───── Material provided ─────

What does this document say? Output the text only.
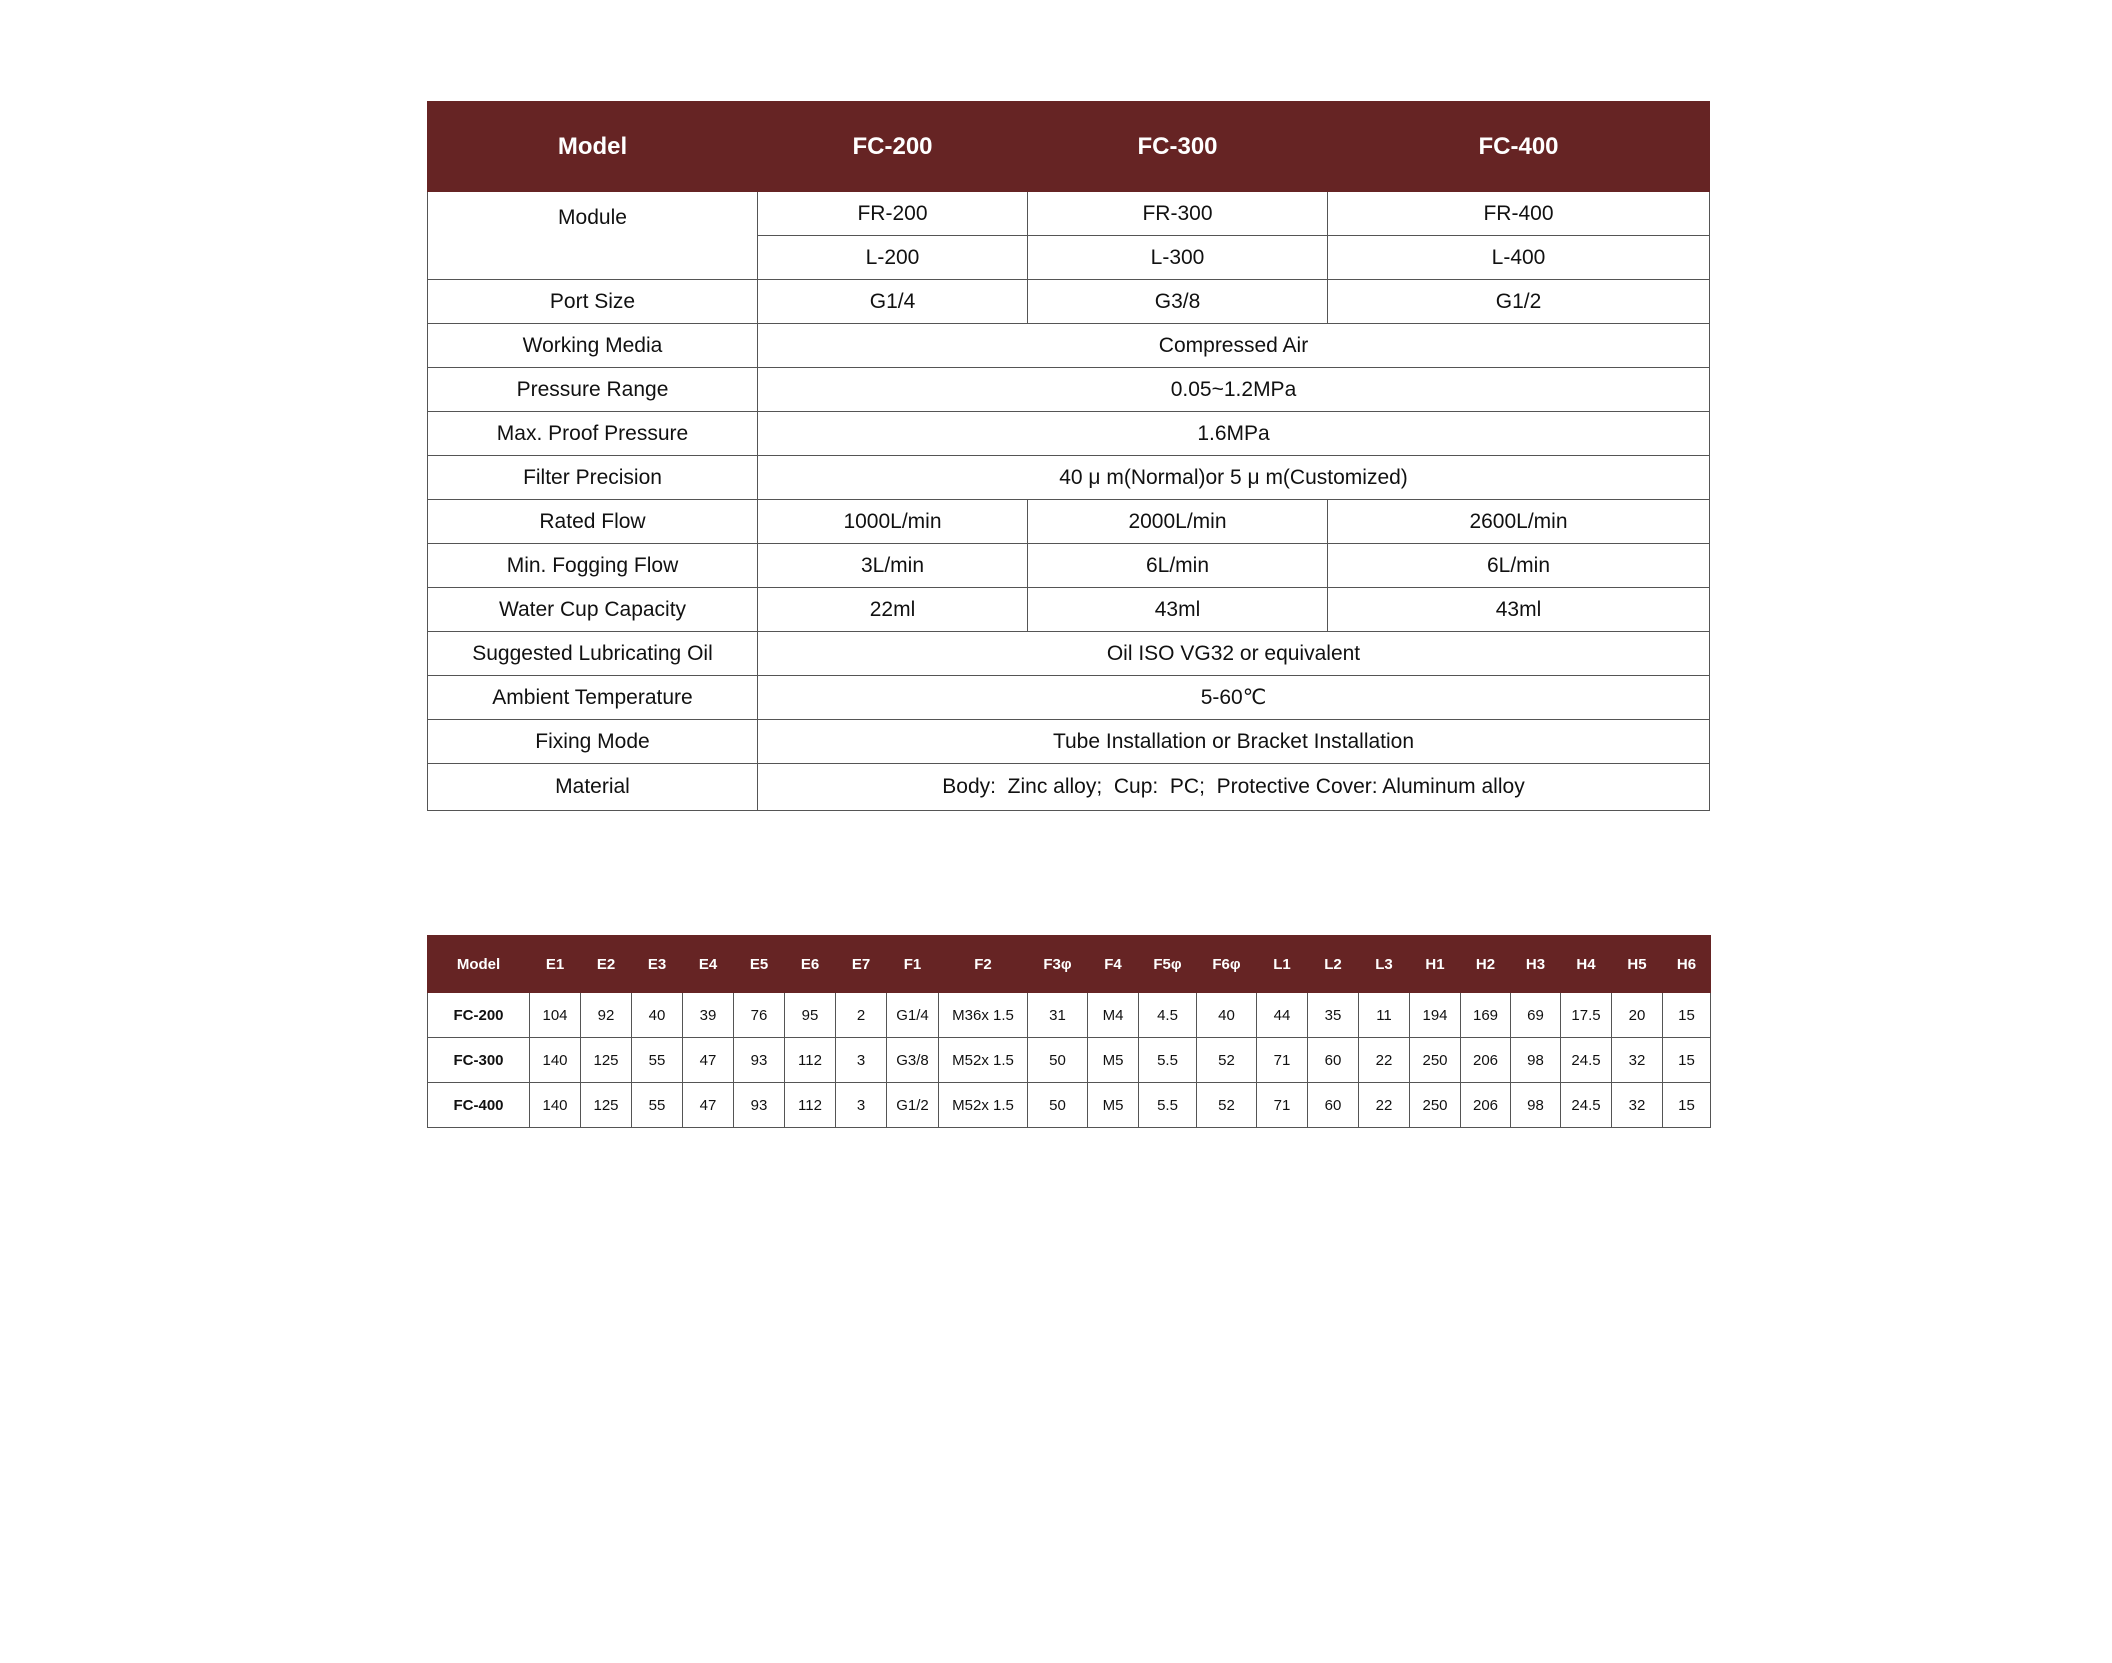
Model	FC-200	FC-300	FC-400
Module	FR-200	FR-300	FR-400
	L-200	L-300	L-400
Port Size	G1/4	G3/8	G1/2
Working Media	Compressed Air		
Pressure Range	0.05~1.2MPa		
Max. Proof Pressure	1.6MPa		
Filter Precision	40 μ m(Normal)or 5 μ m(Customized)		
Rated Flow	1000L/min	2000L/min	2600L/min
Min. Fogging Flow	3L/min	6L/min	6L/min
Water Cup Capacity	22ml	43ml	43ml
Suggested Lubricating Oil	Oil ISO VG32 or equivalent		
Ambient Temperature	5-60℃		
Fixing Mode	Tube Installation or Bracket Installation		
Material	Body:  Zinc alloy;  Cup:  PC;  Protective Cover: Aluminum alloy		
Model	E1	E2	E3	E4	E5	E6	E7	F1	F2	F3φ	F4	F5φ	F6φ	L1	L2	L3	H1	H2	H3	H4	H5	H6
FC-200	104	92	40	39	76	95	2	G1/4	M36x 1.5	31	M4	4.5	40	44	35	11	194	169	69	17.5	20	15
FC-300	140	125	55	47	93	112	3	G3/8	M52x 1.5	50	M5	5.5	52	71	60	22	250	206	98	24.5	32	15
FC-400	140	125	55	47	93	112	3	G1/2	M52x 1.5	50	M5	5.5	52	71	60	22	250	206	98	24.5	32	15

─────

#### [Task to complete]
Give back every line exactly as it stands, pictures excluded.

#### [Response for this exercise]
What does this document say? Output the text only.
Model	FC-200	FC-300	FC-400
Module	FR-200	FR-300	FR-400
	L-200	L-300	L-400
Port Size	G1/4	G3/8	G1/2
Working Media	Compressed Air		
Pressure Range	0.05~1.2MPa		
Max. Proof Pressure	1.6MPa		
Filter Precision	40 μ m(Normal)or 5 μ m(Customized)		
Rated Flow	1000L/min	2000L/min	2600L/min
Min. Fogging Flow	3L/min	6L/min	6L/min
Water Cup Capacity	22ml	43ml	43ml
Suggested Lubricating Oil	Oil ISO VG32 or equivalent		
Ambient Temperature	5-60℃		
Fixing Mode	Tube Installation or Bracket Installation		
Material	Body:  Zinc alloy;  Cup:  PC;  Protective Cover: Aluminum alloy		
Model	E1	E2	E3	E4	E5	E6	E7	F1	F2	F3φ	F4	F5φ	F6φ	L1	L2	L3	H1	H2	H3	H4	H5	H6
FC-200	104	92	40	39	76	95	2	G1/4	M36x 1.5	31	M4	4.5	40	44	35	11	194	169	69	17.5	20	15
FC-300	140	125	55	47	93	112	3	G3/8	M52x 1.5	50	M5	5.5	52	71	60	22	250	206	98	24.5	32	15
FC-400	140	125	55	47	93	112	3	G1/2	M52x 1.5	50	M5	5.5	52	71	60	22	250	206	98	24.5	32	15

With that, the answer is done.